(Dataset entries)
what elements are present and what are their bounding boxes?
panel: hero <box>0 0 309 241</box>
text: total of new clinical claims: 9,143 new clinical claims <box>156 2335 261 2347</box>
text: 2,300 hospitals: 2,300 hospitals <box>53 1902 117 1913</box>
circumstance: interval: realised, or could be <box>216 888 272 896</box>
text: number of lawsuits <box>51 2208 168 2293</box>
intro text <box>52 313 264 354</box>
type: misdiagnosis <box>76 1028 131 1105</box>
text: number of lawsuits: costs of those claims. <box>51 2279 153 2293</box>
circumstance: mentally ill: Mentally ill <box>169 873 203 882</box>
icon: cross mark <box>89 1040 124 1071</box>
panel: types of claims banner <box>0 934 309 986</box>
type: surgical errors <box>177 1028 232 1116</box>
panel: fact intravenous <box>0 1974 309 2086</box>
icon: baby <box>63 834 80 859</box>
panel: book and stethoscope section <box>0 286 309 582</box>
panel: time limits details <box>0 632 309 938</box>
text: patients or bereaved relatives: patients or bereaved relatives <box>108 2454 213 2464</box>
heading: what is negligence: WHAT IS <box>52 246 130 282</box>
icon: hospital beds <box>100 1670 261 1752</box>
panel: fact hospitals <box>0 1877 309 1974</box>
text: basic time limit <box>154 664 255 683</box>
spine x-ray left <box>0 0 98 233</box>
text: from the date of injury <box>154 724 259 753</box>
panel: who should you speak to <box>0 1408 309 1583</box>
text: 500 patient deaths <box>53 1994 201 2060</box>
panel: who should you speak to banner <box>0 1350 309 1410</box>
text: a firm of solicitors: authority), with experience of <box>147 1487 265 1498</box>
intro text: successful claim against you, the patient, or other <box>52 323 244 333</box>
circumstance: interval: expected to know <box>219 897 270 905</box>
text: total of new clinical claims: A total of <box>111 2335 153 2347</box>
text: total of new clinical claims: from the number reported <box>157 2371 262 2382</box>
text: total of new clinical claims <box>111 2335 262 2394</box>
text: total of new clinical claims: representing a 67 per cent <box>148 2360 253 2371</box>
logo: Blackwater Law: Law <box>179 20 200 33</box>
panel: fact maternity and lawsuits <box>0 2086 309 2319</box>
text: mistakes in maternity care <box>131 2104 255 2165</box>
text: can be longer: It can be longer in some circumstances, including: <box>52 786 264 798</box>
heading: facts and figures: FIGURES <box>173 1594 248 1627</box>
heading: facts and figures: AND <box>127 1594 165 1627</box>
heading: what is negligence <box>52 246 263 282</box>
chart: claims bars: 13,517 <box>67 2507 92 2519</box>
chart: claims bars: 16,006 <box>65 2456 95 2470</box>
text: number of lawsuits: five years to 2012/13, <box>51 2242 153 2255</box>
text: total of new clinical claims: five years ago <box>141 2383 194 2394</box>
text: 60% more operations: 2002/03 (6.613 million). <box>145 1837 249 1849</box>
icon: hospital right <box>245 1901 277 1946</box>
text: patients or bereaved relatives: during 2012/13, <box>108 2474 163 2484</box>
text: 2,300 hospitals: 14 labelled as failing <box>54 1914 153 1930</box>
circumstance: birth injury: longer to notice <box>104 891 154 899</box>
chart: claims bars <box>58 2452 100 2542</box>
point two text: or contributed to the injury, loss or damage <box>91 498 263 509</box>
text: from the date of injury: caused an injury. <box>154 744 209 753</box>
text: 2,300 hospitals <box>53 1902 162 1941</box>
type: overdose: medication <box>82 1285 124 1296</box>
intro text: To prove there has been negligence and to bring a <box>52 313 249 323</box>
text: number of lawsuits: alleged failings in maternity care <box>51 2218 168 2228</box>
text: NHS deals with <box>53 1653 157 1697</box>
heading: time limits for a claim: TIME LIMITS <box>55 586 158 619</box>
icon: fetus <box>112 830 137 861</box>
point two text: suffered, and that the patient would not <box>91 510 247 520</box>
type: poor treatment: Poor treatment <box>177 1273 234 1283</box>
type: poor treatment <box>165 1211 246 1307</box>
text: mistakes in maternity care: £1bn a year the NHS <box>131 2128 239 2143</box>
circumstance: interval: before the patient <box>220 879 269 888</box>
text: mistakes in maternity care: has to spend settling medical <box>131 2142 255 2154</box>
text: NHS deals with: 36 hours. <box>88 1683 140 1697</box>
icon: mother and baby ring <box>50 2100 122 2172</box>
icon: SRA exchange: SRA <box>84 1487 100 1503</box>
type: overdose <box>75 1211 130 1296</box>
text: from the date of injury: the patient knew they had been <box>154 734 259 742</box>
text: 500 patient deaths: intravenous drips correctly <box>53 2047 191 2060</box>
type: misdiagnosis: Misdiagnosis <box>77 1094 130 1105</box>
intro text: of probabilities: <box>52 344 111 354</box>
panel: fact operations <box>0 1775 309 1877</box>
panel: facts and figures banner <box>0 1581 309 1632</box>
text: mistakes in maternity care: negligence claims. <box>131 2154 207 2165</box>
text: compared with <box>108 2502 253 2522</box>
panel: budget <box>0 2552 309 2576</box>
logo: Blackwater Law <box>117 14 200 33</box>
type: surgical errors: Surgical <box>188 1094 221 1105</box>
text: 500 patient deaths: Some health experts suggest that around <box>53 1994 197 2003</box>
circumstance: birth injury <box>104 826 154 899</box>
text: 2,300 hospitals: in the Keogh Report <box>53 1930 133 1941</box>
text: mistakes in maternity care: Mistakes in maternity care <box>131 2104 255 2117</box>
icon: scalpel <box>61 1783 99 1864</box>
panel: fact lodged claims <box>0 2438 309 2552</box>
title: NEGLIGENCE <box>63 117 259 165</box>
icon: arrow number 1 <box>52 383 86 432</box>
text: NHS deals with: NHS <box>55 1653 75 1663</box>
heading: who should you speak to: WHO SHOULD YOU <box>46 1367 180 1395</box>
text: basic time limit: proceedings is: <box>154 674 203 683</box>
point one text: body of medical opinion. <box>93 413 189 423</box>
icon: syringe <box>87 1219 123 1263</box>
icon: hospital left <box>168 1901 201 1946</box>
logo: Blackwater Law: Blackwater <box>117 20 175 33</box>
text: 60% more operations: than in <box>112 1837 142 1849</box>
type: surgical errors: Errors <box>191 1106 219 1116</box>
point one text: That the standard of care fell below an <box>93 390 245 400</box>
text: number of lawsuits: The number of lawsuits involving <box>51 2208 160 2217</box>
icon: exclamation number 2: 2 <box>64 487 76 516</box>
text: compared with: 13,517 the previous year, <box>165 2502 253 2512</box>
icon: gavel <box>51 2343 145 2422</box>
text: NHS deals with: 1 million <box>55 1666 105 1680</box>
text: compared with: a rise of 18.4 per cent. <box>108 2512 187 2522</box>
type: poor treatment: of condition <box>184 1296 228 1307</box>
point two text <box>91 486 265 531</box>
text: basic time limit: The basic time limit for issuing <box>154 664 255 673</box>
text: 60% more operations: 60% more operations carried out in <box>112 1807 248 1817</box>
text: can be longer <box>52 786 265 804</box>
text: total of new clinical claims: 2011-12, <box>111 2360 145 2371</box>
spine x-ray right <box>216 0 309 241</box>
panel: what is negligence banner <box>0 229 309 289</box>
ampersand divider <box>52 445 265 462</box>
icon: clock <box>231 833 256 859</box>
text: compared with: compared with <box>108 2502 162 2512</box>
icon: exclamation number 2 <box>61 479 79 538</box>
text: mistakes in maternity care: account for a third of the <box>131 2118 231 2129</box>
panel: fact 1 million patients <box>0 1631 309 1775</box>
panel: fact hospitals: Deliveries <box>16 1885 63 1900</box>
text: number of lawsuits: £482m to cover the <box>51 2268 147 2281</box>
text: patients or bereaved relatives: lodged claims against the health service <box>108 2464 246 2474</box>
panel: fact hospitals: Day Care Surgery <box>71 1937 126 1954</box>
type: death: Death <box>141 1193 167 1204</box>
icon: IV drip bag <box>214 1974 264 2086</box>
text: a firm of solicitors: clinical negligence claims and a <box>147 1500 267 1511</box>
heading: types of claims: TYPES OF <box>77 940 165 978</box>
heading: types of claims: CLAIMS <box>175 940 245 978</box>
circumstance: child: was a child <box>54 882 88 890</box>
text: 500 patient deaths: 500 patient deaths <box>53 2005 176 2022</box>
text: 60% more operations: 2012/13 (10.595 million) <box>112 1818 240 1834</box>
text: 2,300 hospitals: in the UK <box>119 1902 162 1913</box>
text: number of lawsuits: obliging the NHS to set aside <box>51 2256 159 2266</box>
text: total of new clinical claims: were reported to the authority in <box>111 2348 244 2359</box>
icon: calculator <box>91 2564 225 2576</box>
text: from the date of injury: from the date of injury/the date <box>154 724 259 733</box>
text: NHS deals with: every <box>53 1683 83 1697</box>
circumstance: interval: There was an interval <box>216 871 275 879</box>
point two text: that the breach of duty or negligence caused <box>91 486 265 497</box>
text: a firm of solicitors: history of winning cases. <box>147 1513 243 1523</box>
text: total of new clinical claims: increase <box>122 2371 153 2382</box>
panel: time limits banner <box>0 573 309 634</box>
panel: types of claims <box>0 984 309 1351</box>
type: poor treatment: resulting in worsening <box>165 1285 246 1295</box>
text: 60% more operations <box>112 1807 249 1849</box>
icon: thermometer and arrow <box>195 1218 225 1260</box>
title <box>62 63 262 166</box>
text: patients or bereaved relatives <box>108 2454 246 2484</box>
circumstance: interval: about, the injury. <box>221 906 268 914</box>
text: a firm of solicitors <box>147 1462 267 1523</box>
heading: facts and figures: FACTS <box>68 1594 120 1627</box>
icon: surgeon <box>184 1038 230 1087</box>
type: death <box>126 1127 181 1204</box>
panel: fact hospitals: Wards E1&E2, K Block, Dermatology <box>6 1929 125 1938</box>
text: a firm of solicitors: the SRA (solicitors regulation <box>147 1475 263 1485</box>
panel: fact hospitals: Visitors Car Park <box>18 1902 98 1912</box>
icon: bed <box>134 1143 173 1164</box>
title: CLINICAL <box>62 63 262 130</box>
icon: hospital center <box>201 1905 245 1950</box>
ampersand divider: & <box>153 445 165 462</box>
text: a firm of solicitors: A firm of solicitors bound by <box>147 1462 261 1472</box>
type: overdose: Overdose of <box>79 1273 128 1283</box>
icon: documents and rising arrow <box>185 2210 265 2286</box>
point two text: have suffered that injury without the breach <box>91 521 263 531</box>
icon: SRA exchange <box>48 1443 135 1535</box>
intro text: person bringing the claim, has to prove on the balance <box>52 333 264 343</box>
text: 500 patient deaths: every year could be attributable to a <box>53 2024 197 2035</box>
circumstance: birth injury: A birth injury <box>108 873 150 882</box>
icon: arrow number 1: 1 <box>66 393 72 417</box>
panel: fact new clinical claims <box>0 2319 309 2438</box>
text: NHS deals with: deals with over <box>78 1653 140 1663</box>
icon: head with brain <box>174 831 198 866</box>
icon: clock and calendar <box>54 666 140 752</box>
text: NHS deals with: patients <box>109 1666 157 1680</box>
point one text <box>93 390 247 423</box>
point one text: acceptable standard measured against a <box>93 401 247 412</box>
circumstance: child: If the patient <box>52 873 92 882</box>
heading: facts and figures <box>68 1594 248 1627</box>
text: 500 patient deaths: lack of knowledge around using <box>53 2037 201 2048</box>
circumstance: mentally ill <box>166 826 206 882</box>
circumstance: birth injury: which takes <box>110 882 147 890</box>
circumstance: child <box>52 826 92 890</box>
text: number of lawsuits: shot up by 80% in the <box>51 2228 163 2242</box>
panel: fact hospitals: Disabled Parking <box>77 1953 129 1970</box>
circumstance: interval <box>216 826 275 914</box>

• _Your instructions_:
The lines you need are those with the word "heading"; list them from the entries.

• _Solution for this problem_:
heading: what is negligence: WHAT IS <box>52 246 130 282</box>
heading: facts and figures: FIGURES <box>173 1594 248 1627</box>
heading: facts and figures: AND <box>127 1594 165 1627</box>
heading: what is negligence <box>52 246 263 282</box>
heading: time limits for a claim: TIME LIMITS <box>55 586 158 619</box>
heading: who should you speak to: WHO SHOULD YOU <box>46 1367 180 1395</box>
heading: types of claims: TYPES OF <box>77 940 165 978</box>
heading: types of claims: CLAIMS <box>175 940 245 978</box>
heading: facts and figures: FACTS <box>68 1594 120 1627</box>
heading: facts and figures <box>68 1594 248 1627</box>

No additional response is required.